━━━ RECORDS SUPPLIED ━━━
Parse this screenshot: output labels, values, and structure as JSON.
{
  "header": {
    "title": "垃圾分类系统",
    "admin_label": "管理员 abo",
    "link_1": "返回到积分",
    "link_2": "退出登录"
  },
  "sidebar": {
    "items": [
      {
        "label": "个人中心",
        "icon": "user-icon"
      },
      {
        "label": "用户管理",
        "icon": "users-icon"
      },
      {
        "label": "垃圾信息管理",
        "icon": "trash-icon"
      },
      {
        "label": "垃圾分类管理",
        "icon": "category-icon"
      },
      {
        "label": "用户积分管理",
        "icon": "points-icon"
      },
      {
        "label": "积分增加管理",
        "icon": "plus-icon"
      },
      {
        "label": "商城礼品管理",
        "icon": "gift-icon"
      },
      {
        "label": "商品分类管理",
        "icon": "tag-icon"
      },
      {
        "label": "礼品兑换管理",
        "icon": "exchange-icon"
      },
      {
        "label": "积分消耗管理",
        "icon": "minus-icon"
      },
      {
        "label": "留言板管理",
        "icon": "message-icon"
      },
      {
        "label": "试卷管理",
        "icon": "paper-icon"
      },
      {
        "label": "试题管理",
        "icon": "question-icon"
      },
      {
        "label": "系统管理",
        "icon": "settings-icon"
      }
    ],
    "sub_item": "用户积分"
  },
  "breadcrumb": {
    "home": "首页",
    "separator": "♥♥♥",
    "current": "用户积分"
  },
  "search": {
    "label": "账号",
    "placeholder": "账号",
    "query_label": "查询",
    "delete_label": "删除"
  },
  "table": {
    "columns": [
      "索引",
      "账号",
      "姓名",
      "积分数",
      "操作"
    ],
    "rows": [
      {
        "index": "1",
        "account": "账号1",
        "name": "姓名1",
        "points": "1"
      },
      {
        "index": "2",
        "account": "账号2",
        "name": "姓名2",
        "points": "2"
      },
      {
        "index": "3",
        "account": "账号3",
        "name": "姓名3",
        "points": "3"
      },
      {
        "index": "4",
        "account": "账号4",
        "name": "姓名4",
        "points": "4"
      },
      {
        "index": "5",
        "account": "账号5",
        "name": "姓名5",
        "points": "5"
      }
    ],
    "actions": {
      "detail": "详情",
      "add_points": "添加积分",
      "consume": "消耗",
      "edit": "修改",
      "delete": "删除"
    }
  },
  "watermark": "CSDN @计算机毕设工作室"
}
━━━
## WHAT IS BEING ASKED
Find every line in the entries that includes the word "name", then state how many there are and nothing else.

## PROBLEM SOLUTION
5